_STATED PROBLEM_. Leave every picture out and write out the records below exactly.

[start EXCERPTED RECORDS]

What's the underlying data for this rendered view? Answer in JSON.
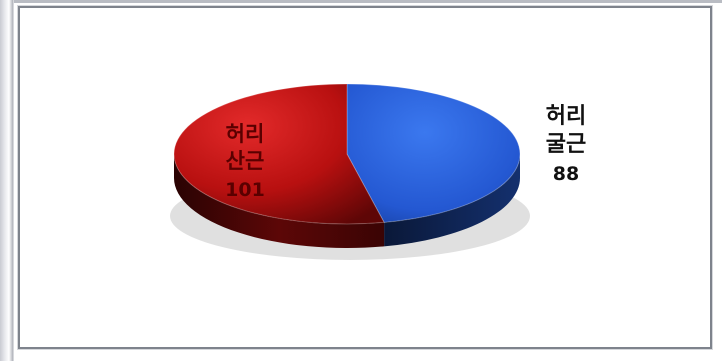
{
  "chart_data": {
    "type": "pie",
    "style": "3d",
    "title": "",
    "legend": "none",
    "slices": [
      {
        "label": "허리 산근",
        "label_lines": [
          "허리",
          "산근"
        ],
        "value": 101,
        "value_text": "101",
        "color": "#c81414",
        "label_color": "#5a0000",
        "label_position": "inside"
      },
      {
        "label": "허리 굴근",
        "label_lines": [
          "허리",
          "굴근"
        ],
        "value": 88,
        "value_text": "88",
        "color": "#2a64de",
        "label_color": "#111111",
        "label_position": "outside"
      }
    ]
  },
  "colors": {
    "red": "#c81414",
    "red_dark": "#3c0505",
    "blue": "#2a64de",
    "blue_dark": "#0c1f4a",
    "frame_border": "#7e838c"
  }
}
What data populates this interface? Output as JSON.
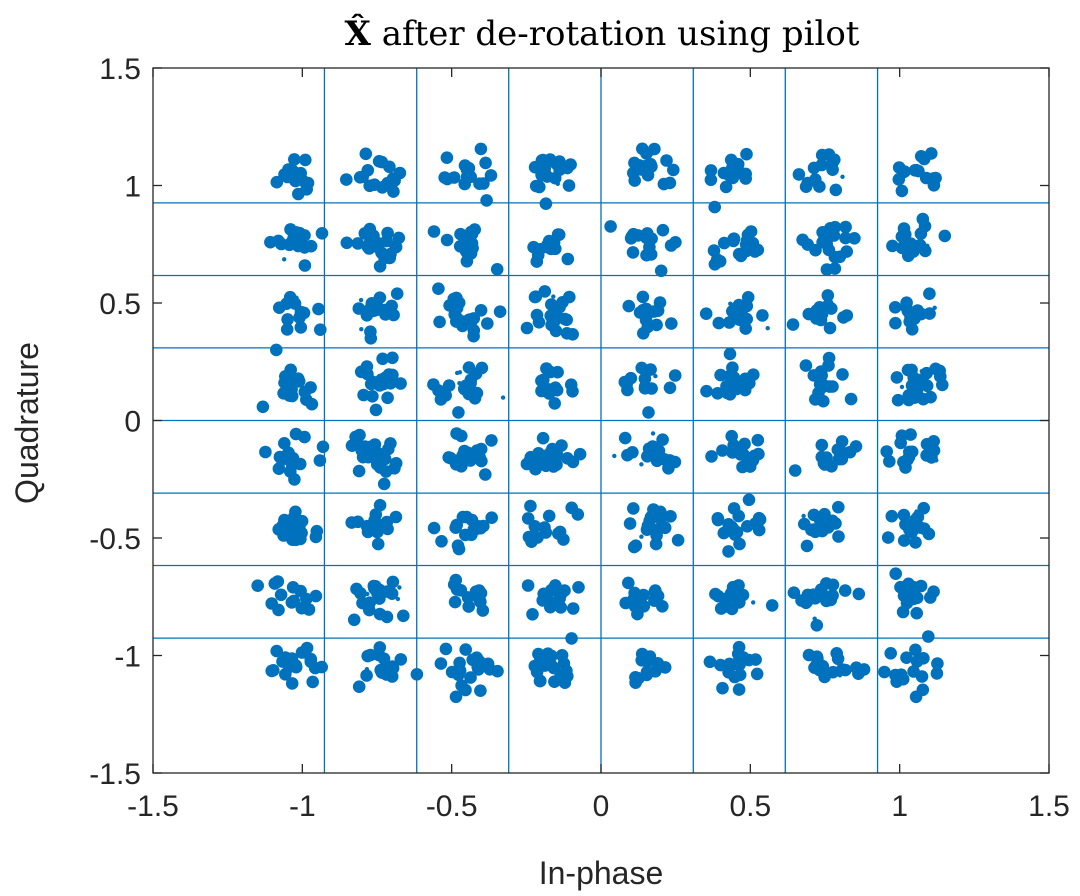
{
  "chart_data": {
    "type": "scatter",
    "title": "X̂ after de-rotation using pilot",
    "title_symbol": "X̂",
    "title_rest": " after de-rotation using pilot",
    "xlabel": "In-phase",
    "ylabel": "Quadrature",
    "xlim": [
      -1.5,
      1.5
    ],
    "ylim": [
      -1.5,
      1.5
    ],
    "xticks": [
      -1.5,
      -1,
      -0.5,
      0,
      0.5,
      1,
      1.5
    ],
    "xtick_labels": [
      "-1.5",
      "-1",
      "-0.5",
      "0",
      "0.5",
      "1",
      "1.5"
    ],
    "yticks": [
      -1.5,
      -1,
      -0.5,
      0,
      0.5,
      1,
      1.5
    ],
    "ytick_labels": [
      "-1.5",
      "-1",
      "-0.5",
      "0",
      "0.5",
      "1",
      "1.5"
    ],
    "decision_boundaries_x": [
      -0.926,
      -0.617,
      -0.309,
      0,
      0.309,
      0.617,
      0.926
    ],
    "decision_boundaries_y": [
      -0.926,
      -0.617,
      -0.309,
      0,
      0.309,
      0.617,
      0.926
    ],
    "constellation": "64-QAM",
    "cluster_centers_i": [
      -1.03,
      -0.75,
      -0.45,
      -0.17,
      0.15,
      0.45,
      0.75,
      1.05
    ],
    "cluster_centers_q": [
      1.05,
      0.75,
      0.45,
      0.15,
      -0.15,
      -0.45,
      -0.75,
      -1.05
    ],
    "marker_color": "#0072BD",
    "grid_color": "#0072BD",
    "grid": false
  }
}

[end EXCERPTED RECORDS]

_PROBLEM SOLUTION_.
What's the underlying data for this rendered view? Answer in JSON.
{
  "chart_data": {
    "type": "pie",
    "style": "3d",
    "title": "",
    "legend": "none",
    "slices": [
      {
        "label": "허리 산근",
        "label_lines": [
          "허리",
          "산근"
        ],
        "value": 101,
        "value_text": "101",
        "color": "#c81414",
        "label_color": "#5a0000",
        "label_position": "inside"
      },
      {
        "label": "허리 굴근",
        "label_lines": [
          "허리",
          "굴근"
        ],
        "value": 88,
        "value_text": "88",
        "color": "#2a64de",
        "label_color": "#111111",
        "label_position": "outside"
      }
    ]
  },
  "colors": {
    "red": "#c81414",
    "red_dark": "#3c0505",
    "blue": "#2a64de",
    "blue_dark": "#0c1f4a",
    "frame_border": "#7e838c"
  }
}
What data populates this interface? Output as JSON.
{
  "chart_data": {
    "type": "scatter",
    "title": "X̂ after de-rotation using pilot",
    "title_symbol": "X̂",
    "title_rest": " after de-rotation using pilot",
    "xlabel": "In-phase",
    "ylabel": "Quadrature",
    "xlim": [
      -1.5,
      1.5
    ],
    "ylim": [
      -1.5,
      1.5
    ],
    "xticks": [
      -1.5,
      -1,
      -0.5,
      0,
      0.5,
      1,
      1.5
    ],
    "xtick_labels": [
      "-1.5",
      "-1",
      "-0.5",
      "0",
      "0.5",
      "1",
      "1.5"
    ],
    "yticks": [
      -1.5,
      -1,
      -0.5,
      0,
      0.5,
      1,
      1.5
    ],
    "ytick_labels": [
      "-1.5",
      "-1",
      "-0.5",
      "0",
      "0.5",
      "1",
      "1.5"
    ],
    "decision_boundaries_x": [
      -0.926,
      -0.617,
      -0.309,
      0,
      0.309,
      0.617,
      0.926
    ],
    "decision_boundaries_y": [
      -0.926,
      -0.617,
      -0.309,
      0,
      0.309,
      0.617,
      0.926
    ],
    "constellation": "64-QAM",
    "cluster_centers_i": [
      -1.03,
      -0.75,
      -0.45,
      -0.17,
      0.15,
      0.45,
      0.75,
      1.05
    ],
    "cluster_centers_q": [
      1.05,
      0.75,
      0.45,
      0.15,
      -0.15,
      -0.45,
      -0.75,
      -1.05
    ],
    "marker_color": "#0072BD",
    "grid_color": "#0072BD",
    "grid": false
  }
}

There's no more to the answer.